— BEGIN —

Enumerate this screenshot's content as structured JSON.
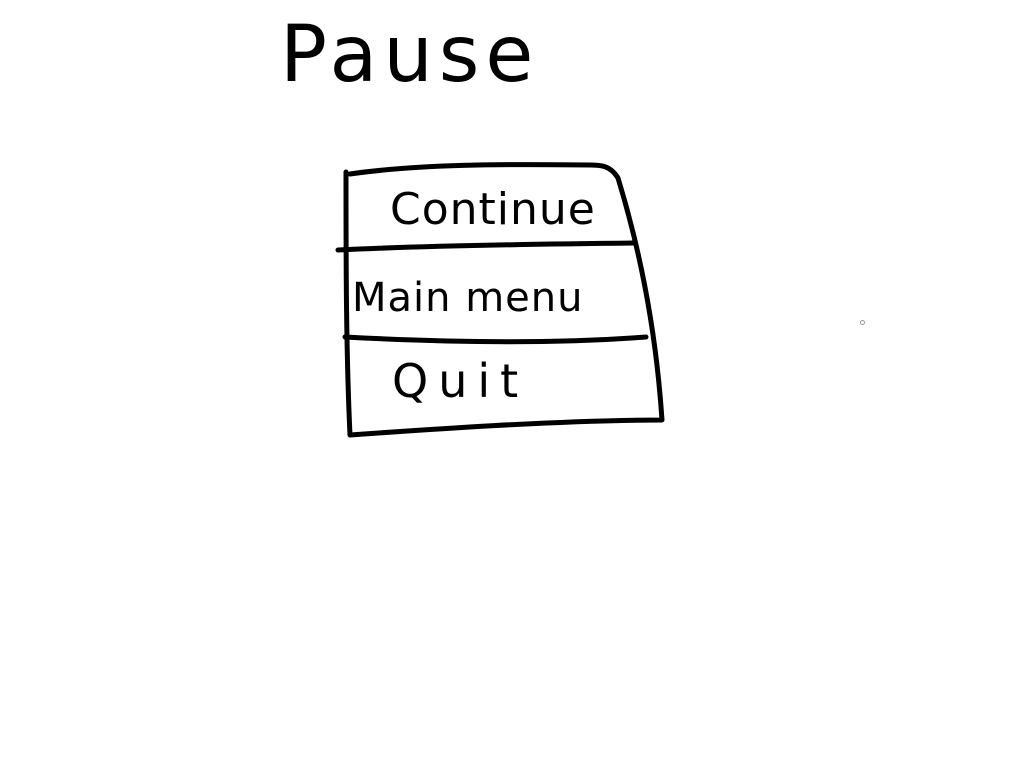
{
  "pause_menu": {
    "title": "Pause",
    "items": [
      {
        "id": "continue",
        "label": "Continue"
      },
      {
        "id": "main_menu",
        "label": "Main menu"
      },
      {
        "id": "quit",
        "label": "Quit"
      }
    ]
  },
  "colors": {
    "background": "#ffffff",
    "ink": "#000000"
  }
}
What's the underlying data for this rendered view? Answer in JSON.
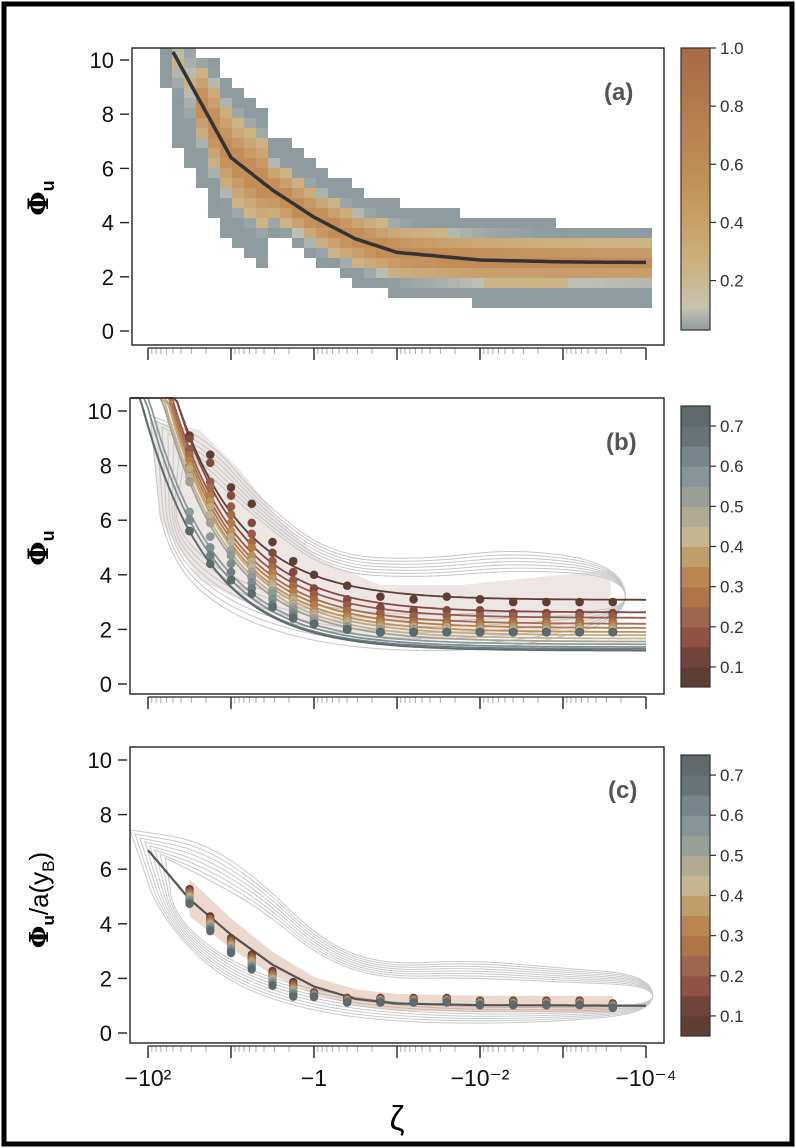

— END —

Work to do:
Copy the listing over exactly, skipping the pictures it holds.

Task output:
Enumerate this screenshot's content as structured JSON.
{
  "pause_menu": {
    "title": "Pause",
    "items": [
      {
        "id": "continue",
        "label": "Continue"
      },
      {
        "id": "main_menu",
        "label": "Main menu"
      },
      {
        "id": "quit",
        "label": "Quit"
      }
    ]
  },
  "colors": {
    "background": "#ffffff",
    "ink": "#000000"
  }
}
What's the underlying data for this rendered view? Answer in JSON.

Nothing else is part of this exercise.